**What is needed:** The listing below is to be output in its exact form.

Extracted records
────

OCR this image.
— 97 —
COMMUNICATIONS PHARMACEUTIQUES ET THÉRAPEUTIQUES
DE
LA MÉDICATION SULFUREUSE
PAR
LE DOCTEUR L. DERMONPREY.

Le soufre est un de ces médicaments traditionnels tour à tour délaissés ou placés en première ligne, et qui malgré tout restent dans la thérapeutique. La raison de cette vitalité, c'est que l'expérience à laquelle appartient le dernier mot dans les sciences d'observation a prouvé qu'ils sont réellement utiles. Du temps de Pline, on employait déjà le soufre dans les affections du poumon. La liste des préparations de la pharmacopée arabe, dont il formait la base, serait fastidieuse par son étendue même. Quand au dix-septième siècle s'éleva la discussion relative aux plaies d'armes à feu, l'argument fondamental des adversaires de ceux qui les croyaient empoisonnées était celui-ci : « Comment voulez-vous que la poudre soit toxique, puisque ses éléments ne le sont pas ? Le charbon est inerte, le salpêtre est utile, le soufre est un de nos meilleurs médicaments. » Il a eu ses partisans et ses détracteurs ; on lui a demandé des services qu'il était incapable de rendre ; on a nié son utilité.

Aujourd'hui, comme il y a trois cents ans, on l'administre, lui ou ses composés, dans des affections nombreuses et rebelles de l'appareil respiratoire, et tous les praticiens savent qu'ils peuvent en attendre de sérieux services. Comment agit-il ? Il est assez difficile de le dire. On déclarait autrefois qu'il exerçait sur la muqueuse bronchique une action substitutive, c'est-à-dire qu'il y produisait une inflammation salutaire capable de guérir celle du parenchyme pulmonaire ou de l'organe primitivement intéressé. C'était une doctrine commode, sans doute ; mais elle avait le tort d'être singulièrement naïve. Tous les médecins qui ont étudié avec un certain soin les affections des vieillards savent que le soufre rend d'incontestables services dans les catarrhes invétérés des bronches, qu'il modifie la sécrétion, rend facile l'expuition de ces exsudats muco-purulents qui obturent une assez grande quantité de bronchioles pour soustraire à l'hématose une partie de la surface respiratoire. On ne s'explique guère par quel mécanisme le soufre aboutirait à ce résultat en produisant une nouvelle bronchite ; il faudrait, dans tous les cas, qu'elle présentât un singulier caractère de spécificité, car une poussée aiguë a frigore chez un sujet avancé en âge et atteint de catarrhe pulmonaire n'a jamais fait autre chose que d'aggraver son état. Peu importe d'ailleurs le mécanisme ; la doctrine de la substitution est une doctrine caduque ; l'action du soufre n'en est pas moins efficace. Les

────

**Full response:**
OCR this image.
— 97 —
COMMUNICATIONS PHARMACEUTIQUES ET THÉRAPEUTIQUES
DE
LA MÉDICATION SULFUREUSE
PAR
LE DOCTEUR L. DERMONPREY.

Le soufre est un de ces médicaments traditionnels tour à tour délaissés ou placés en première ligne, et qui malgré tout restent dans la thérapeutique. La raison de cette vitalité, c'est que l'expérience à laquelle appartient le dernier mot dans les sciences d'observation a prouvé qu'ils sont réellement utiles. Du temps de Pline, on employait déjà le soufre dans les affections du poumon. La liste des préparations de la pharmacopée arabe, dont il formait la base, serait fastidieuse par son étendue même. Quand au dix-septième siècle s'éleva la discussion relative aux plaies d'armes à feu, l'argument fondamental des adversaires de ceux qui les croyaient empoisonnées était celui-ci : « Comment voulez-vous que la poudre soit toxique, puisque ses éléments ne le sont pas ? Le charbon est inerte, le salpêtre est utile, le soufre est un de nos meilleurs médicaments. » Il a eu ses partisans et ses détracteurs ; on lui a demandé des services qu'il était incapable de rendre ; on a nié son utilité.

Aujourd'hui, comme il y a trois cents ans, on l'administre, lui ou ses composés, dans des affections nombreuses et rebelles de l'appareil respiratoire, et tous les praticiens savent qu'ils peuvent en attendre de sérieux services. Comment agit-il ? Il est assez difficile de le dire. On déclarait autrefois qu'il exerçait sur la muqueuse bronchique une action substitutive, c'est-à-dire qu'il y produisait une inflammation salutaire capable de guérir celle du parenchyme pulmonaire ou de l'organe primitivement intéressé. C'était une doctrine commode, sans doute ; mais elle avait le tort d'être singulièrement naïve. Tous les médecins qui ont étudié avec un certain soin les affections des vieillards savent que le soufre rend d'incontestables services dans les catarrhes invétérés des bronches, qu'il modifie la sécrétion, rend facile l'expuition de ces exsudats muco-purulents qui obturent une assez grande quantité de bronchioles pour soustraire à l'hématose une partie de la surface respiratoire. On ne s'explique guère par quel mécanisme le soufre aboutirait à ce résultat en produisant une nouvelle bronchite ; il faudrait, dans tous les cas, qu'elle présentât un singulier caractère de spécificité, car une poussée aiguë a frigore chez un sujet avancé en âge et atteint de catarrhe pulmonaire n'a jamais fait autre chose que d'aggraver son état. Peu importe d'ailleurs le mécanisme ; la doctrine de la substitution est une doctrine caduque ; l'action du soufre n'en est pas moins efficace. Les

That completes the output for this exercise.